### OBJECTIVE
Collect each line containing "инженер".

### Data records
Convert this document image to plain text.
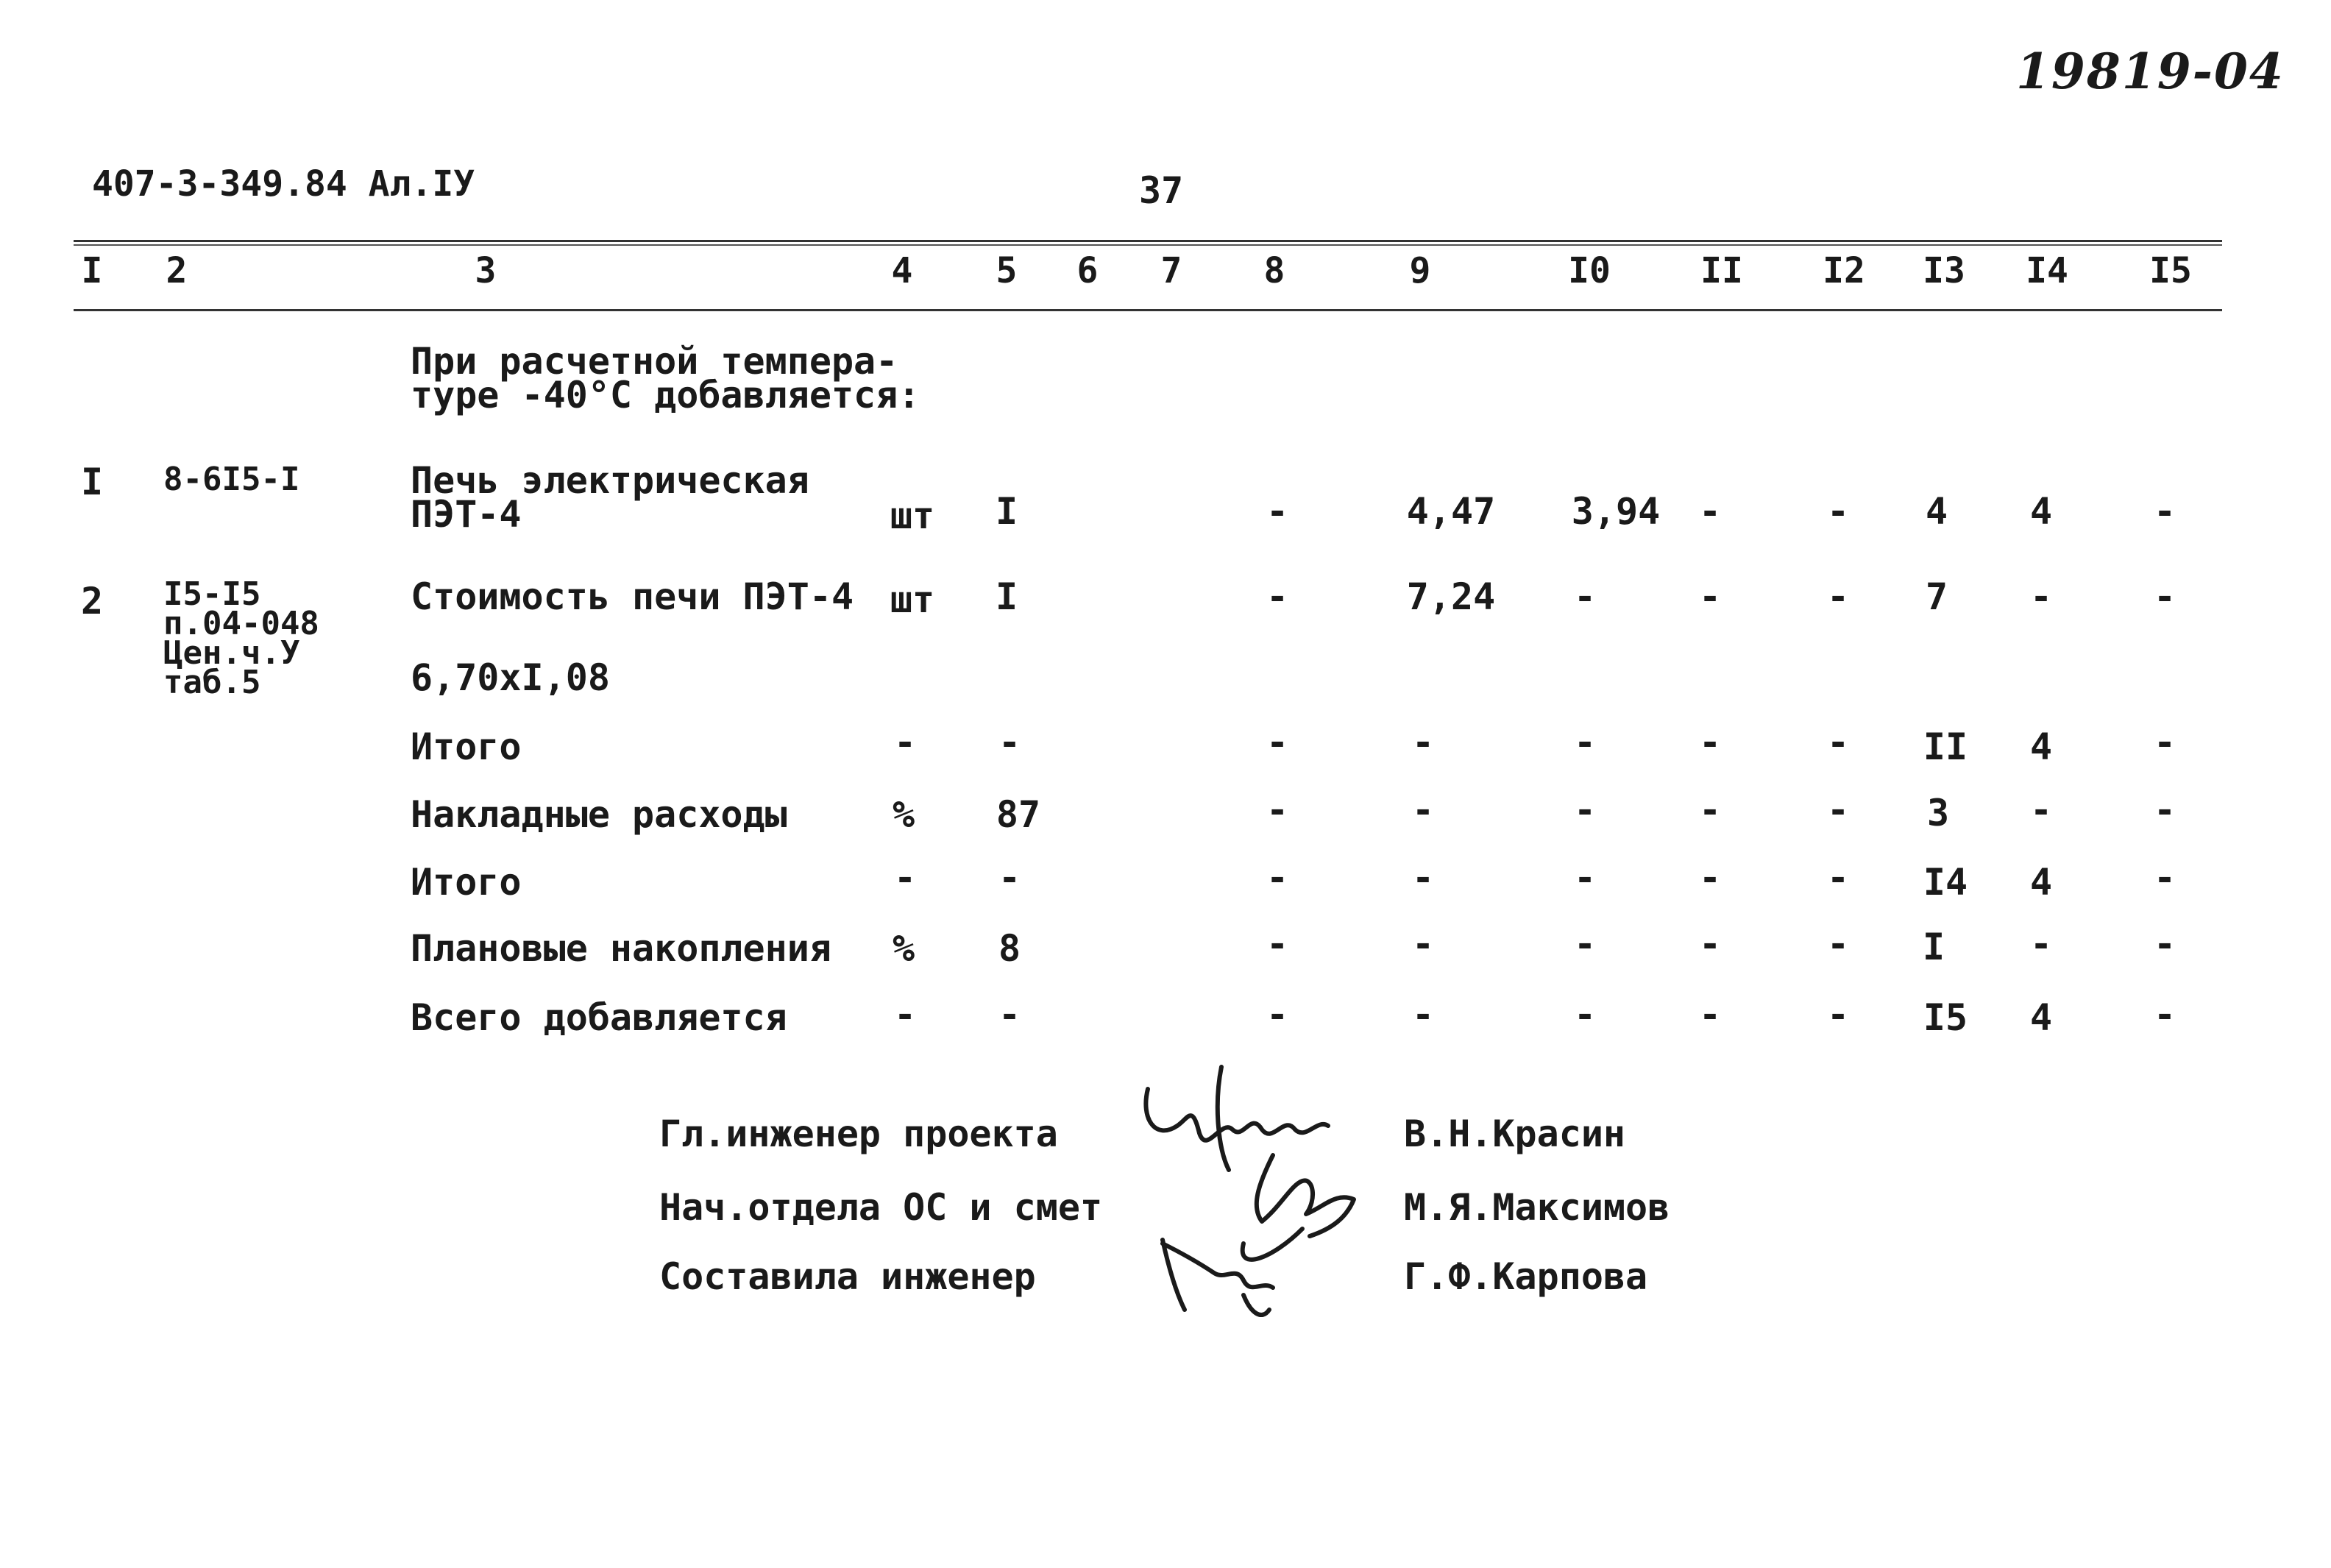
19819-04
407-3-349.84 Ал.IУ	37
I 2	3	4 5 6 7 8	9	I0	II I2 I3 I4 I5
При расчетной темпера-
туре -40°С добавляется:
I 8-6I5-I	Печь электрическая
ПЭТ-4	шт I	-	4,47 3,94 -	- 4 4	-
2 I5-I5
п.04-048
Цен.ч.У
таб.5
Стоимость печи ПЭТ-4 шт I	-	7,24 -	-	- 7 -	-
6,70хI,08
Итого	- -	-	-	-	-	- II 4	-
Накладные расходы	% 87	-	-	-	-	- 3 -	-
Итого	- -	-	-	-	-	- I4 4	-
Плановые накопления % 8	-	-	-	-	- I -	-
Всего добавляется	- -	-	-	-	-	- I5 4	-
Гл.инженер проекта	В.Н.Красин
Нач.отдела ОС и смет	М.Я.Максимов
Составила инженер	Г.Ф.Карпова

==

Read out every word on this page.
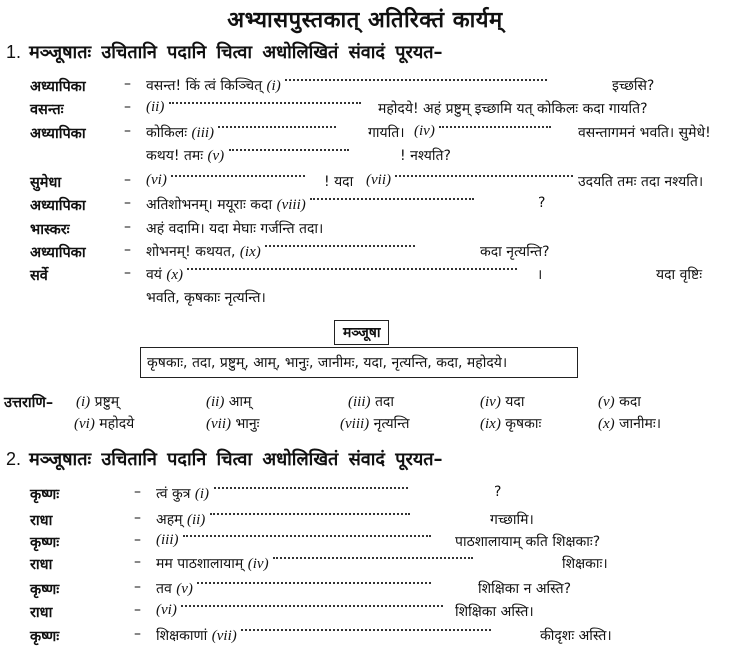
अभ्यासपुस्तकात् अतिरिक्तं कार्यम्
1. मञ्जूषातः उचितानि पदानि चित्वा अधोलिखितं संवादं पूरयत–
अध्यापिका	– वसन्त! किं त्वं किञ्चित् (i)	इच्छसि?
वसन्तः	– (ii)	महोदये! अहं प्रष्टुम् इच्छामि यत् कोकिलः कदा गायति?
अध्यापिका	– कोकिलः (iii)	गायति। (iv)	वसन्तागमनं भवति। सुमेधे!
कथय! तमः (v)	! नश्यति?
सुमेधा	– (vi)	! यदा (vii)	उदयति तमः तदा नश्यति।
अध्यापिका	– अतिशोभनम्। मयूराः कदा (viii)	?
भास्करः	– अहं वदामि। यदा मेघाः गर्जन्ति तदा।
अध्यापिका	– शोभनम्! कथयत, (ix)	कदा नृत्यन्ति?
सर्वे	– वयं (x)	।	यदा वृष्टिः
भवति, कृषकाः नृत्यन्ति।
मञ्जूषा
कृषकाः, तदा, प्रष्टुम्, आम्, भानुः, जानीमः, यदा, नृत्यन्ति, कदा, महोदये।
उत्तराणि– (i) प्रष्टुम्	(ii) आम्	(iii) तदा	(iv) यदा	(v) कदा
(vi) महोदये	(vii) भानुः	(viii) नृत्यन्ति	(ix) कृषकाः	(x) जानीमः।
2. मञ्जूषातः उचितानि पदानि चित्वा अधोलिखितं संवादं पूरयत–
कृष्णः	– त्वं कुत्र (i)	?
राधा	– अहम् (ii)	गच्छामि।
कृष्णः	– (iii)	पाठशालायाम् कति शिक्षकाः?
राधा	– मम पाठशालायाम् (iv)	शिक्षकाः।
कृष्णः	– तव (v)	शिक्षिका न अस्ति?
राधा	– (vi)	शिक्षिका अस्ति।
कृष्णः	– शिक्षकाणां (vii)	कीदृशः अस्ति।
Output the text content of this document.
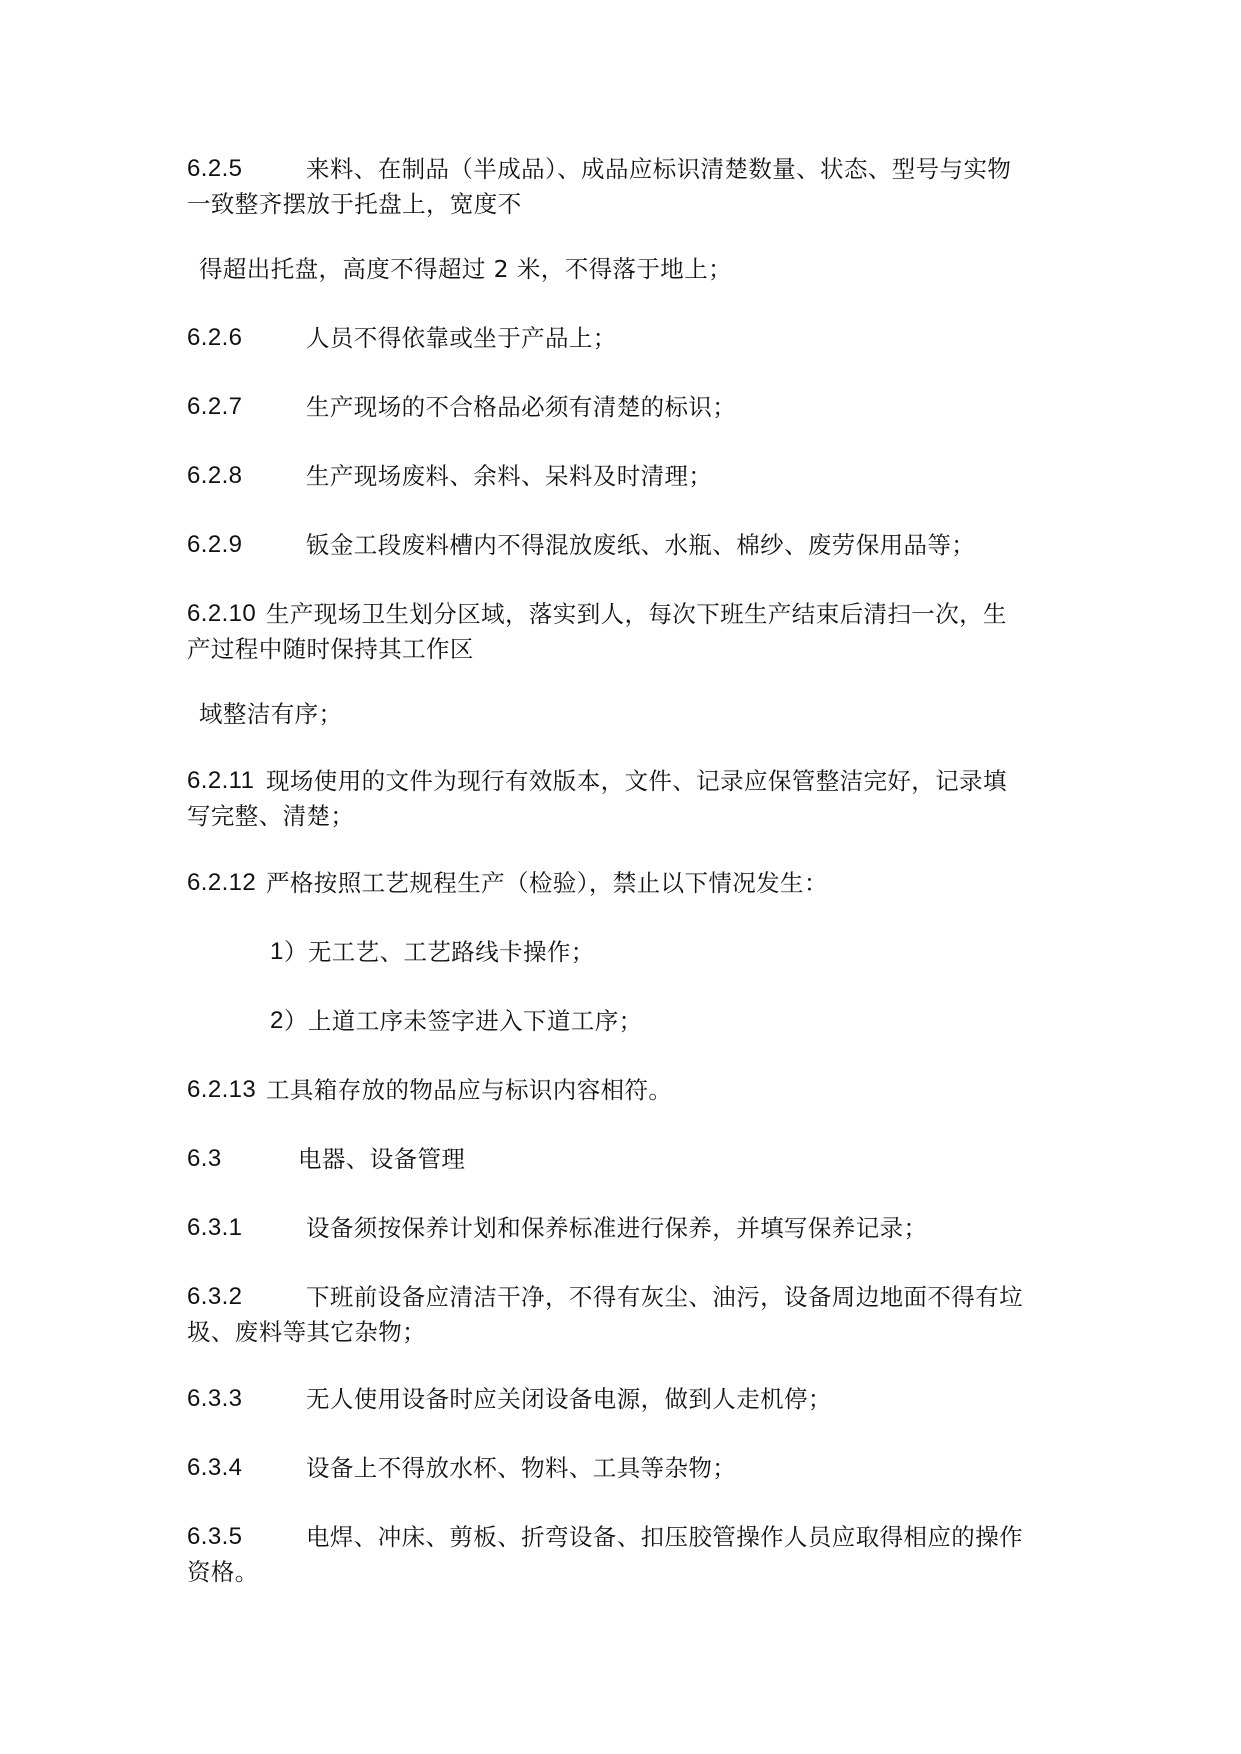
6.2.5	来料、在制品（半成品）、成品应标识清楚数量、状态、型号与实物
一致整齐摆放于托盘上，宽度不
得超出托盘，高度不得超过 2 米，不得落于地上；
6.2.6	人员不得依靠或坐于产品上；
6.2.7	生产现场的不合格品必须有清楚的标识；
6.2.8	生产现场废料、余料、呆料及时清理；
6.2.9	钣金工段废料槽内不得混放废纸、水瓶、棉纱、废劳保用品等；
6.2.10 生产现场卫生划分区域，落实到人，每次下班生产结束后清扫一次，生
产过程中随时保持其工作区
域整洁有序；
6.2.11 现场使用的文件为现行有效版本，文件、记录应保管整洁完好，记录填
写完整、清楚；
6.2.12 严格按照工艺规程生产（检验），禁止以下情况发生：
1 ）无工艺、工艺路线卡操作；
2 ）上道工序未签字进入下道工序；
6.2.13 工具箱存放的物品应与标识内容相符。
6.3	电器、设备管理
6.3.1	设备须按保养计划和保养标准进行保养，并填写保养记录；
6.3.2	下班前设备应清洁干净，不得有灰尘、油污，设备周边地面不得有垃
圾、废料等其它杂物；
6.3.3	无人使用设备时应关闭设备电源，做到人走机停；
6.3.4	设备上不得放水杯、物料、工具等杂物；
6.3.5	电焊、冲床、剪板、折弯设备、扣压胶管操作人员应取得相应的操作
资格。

### EXPECTED OUTPUT
Гл.инженер проекта	В.Н.Красин
Составила инженер	Г.Ф.Карпова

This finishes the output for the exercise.